** start Records shown **

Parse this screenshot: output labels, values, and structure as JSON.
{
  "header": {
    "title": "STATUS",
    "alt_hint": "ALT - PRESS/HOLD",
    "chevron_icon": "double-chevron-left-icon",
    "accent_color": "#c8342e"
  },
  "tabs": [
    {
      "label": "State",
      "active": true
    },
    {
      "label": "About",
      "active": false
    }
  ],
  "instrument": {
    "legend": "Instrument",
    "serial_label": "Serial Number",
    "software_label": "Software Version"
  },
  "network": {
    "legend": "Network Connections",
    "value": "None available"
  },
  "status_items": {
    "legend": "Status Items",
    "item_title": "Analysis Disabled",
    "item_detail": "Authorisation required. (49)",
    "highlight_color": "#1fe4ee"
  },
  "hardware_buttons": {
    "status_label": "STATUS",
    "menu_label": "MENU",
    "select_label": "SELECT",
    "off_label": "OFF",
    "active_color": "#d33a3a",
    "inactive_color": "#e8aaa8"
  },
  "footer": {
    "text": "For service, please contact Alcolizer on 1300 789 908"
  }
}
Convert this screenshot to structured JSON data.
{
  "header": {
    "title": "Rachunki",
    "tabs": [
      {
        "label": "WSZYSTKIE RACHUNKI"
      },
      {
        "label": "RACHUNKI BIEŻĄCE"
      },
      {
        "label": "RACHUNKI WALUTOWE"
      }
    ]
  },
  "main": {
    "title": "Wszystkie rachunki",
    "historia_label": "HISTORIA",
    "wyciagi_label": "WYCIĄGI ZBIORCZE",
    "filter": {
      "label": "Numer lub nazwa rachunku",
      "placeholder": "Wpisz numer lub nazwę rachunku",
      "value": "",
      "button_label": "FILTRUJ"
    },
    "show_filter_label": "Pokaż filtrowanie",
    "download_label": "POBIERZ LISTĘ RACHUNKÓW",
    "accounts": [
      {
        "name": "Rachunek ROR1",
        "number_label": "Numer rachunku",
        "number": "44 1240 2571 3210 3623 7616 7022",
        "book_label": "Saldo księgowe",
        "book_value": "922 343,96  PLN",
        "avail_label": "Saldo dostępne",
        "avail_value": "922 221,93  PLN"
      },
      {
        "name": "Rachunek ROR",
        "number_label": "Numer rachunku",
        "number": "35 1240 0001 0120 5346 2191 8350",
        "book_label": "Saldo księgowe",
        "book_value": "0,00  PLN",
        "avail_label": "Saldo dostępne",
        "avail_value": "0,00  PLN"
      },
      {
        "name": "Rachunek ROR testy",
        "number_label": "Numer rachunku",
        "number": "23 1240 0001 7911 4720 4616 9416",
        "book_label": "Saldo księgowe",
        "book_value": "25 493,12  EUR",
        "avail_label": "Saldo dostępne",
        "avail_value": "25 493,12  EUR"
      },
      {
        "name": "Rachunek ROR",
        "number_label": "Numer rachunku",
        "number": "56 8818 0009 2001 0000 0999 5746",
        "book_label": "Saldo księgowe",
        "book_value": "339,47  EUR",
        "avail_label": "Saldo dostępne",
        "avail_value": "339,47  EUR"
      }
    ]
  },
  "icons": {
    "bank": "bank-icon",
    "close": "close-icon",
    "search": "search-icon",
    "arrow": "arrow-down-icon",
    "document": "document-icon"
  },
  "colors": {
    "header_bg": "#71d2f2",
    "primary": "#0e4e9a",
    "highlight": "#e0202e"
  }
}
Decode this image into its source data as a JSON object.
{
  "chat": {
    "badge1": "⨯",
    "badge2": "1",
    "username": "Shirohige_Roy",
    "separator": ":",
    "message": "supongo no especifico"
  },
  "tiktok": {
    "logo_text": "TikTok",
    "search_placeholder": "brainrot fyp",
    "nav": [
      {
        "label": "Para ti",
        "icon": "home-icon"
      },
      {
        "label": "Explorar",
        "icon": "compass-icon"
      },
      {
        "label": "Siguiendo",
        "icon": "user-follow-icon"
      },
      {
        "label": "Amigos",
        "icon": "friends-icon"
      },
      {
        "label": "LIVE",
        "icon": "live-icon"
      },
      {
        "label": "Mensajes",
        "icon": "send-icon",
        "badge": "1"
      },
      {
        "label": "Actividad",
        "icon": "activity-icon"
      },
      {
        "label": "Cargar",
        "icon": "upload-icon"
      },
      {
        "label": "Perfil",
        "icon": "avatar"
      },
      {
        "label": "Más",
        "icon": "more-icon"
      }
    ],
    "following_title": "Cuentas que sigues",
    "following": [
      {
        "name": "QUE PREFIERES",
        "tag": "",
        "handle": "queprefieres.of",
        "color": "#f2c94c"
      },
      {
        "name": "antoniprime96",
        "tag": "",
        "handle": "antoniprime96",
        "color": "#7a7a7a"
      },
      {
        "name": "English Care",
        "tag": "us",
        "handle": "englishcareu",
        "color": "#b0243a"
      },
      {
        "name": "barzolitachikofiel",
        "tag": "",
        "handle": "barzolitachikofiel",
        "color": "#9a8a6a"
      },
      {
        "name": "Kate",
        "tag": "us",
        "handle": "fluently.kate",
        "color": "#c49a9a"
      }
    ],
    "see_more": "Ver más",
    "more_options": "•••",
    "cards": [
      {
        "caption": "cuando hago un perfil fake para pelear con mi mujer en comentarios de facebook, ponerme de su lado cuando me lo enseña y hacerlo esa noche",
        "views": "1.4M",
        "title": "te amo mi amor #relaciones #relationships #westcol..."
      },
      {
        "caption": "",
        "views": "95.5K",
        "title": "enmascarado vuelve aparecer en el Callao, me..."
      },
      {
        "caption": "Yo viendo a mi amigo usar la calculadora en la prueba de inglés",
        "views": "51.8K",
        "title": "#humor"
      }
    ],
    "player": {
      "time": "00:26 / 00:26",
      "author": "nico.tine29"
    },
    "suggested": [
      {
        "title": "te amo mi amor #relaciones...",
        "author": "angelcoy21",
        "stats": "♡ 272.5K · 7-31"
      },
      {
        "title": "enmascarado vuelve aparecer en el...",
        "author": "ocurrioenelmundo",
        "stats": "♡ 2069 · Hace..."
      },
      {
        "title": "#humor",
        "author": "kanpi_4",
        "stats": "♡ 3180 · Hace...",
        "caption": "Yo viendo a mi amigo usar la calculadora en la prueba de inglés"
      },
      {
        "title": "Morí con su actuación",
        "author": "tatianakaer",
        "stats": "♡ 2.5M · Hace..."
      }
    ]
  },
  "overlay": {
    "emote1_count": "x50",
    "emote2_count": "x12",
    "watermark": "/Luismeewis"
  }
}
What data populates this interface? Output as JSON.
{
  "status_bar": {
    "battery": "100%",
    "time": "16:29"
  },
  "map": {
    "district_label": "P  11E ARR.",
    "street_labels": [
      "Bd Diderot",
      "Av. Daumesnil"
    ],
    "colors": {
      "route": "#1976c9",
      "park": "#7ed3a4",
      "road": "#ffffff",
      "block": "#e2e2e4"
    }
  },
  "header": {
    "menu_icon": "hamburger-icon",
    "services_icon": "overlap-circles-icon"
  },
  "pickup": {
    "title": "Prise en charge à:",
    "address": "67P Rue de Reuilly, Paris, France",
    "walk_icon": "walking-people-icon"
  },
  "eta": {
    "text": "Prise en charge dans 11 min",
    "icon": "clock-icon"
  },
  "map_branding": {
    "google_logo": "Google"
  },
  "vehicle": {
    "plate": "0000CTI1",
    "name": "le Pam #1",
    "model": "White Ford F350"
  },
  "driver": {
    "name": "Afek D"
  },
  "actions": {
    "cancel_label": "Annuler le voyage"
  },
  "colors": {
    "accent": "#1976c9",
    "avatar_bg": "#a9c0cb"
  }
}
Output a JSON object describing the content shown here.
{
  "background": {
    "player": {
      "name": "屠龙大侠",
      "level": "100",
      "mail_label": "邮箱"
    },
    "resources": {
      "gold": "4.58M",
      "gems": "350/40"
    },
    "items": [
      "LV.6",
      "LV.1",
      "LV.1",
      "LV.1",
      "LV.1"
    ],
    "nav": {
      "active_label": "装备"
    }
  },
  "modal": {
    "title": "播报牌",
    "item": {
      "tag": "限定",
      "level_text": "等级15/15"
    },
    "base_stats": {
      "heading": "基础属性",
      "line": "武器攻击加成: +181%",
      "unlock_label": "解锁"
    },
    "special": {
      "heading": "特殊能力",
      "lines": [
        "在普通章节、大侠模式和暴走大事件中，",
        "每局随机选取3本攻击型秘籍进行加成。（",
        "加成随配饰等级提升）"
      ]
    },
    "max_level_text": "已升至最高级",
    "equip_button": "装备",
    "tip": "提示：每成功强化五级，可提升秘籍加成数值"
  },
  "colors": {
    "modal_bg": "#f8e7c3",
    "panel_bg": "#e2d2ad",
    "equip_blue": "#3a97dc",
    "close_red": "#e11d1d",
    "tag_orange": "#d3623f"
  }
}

** end Records shown **

**The request:** Look through the listing above. Pick out each line with "Prise" and copy it.

**Exercise solution:**
    "title": "Prise en charge à:",
    "text": "Prise en charge dans 11 min",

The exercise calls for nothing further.